__GIVEN REQUEST__:
Output the material exactly, but drop every image it holds.

__DATASET ROWS__:
* * * *

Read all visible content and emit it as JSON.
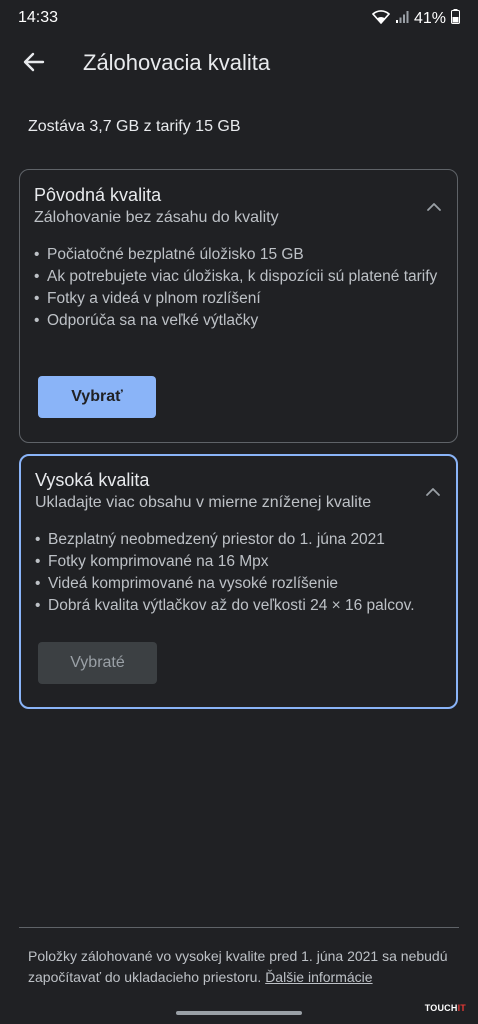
{
  "status_bar": {
    "time": "14:33",
    "battery": "41%",
    "icons": [
      "wifi-icon",
      "signal-icon",
      "battery-icon"
    ]
  },
  "app_bar": {
    "title": "Zálohovacia kvalita",
    "back_icon": "arrow-back-icon"
  },
  "storage": {
    "text": "Zostáva 3,7 GB z tarify 15 GB"
  },
  "cards": [
    {
      "title": "Pôvodná kvalita",
      "subtitle": "Zálohovanie bez zásahu do kvality",
      "bullets": [
        "Počiatočné bezplatné úložisko 15 GB",
        "Ak potrebujete viac úložiska, k dispozícii sú platené tarify",
        "Fotky a videá v plnom rozlíšení",
        "Odporúča sa na veľké výtlačky"
      ],
      "button_label": "Vybrať",
      "selected": false
    },
    {
      "title": "Vysoká kvalita",
      "subtitle": "Ukladajte viac obsahu v mierne zníženej kvalite",
      "bullets": [
        "Bezplatný neobmedzený priestor do 1. júna 2021",
        "Fotky komprimované na 16 Mpx",
        "Videá komprimované na vysoké rozlíšenie",
        "Dobrá kvalita výtlačkov až do veľkosti 24 × 16 palcov."
      ],
      "button_label": "Vybraté",
      "selected": true
    }
  ],
  "footer": {
    "text": "Položky zálohované vo vysokej kvalite pred 1. júna 2021 sa nebudú započítavať do ukladacieho priestoru.",
    "link": "Ďalšie informácie"
  },
  "watermark": {
    "main": "TOUCH",
    "accent": "IT"
  },
  "colors": {
    "background": "#202124",
    "accent": "#8ab4f8",
    "card_border": "#5f6368"
  }
}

* * * *

__TASK SOLUTION__:
Read all visible content and emit it as JSON.
{
  "status_bar": {
    "time": "14:33",
    "battery": "41%",
    "icons": [
      "wifi-icon",
      "signal-icon",
      "battery-icon"
    ]
  },
  "app_bar": {
    "title": "Zálohovacia kvalita",
    "back_icon": "arrow-back-icon"
  },
  "storage": {
    "text": "Zostáva 3,7 GB z tarify 15 GB"
  },
  "cards": [
    {
      "title": "Pôvodná kvalita",
      "subtitle": "Zálohovanie bez zásahu do kvality",
      "bullets": [
        "Počiatočné bezplatné úložisko 15 GB",
        "Ak potrebujete viac úložiska, k dispozícii sú platené tarify",
        "Fotky a videá v plnom rozlíšení",
        "Odporúča sa na veľké výtlačky"
      ],
      "button_label": "Vybrať",
      "selected": false
    },
    {
      "title": "Vysoká kvalita",
      "subtitle": "Ukladajte viac obsahu v mierne zníženej kvalite",
      "bullets": [
        "Bezplatný neobmedzený priestor do 1. júna 2021",
        "Fotky komprimované na 16 Mpx",
        "Videá komprimované na vysoké rozlíšenie",
        "Dobrá kvalita výtlačkov až do veľkosti 24 × 16 palcov."
      ],
      "button_label": "Vybraté",
      "selected": true
    }
  ],
  "footer": {
    "text": "Položky zálohované vo vysokej kvalite pred 1. júna 2021 sa nebudú započítavať do ukladacieho priestoru.",
    "link": "Ďalšie informácie"
  },
  "watermark": {
    "main": "TOUCH",
    "accent": "IT"
  },
  "colors": {
    "background": "#202124",
    "accent": "#8ab4f8",
    "card_border": "#5f6368"
  }
}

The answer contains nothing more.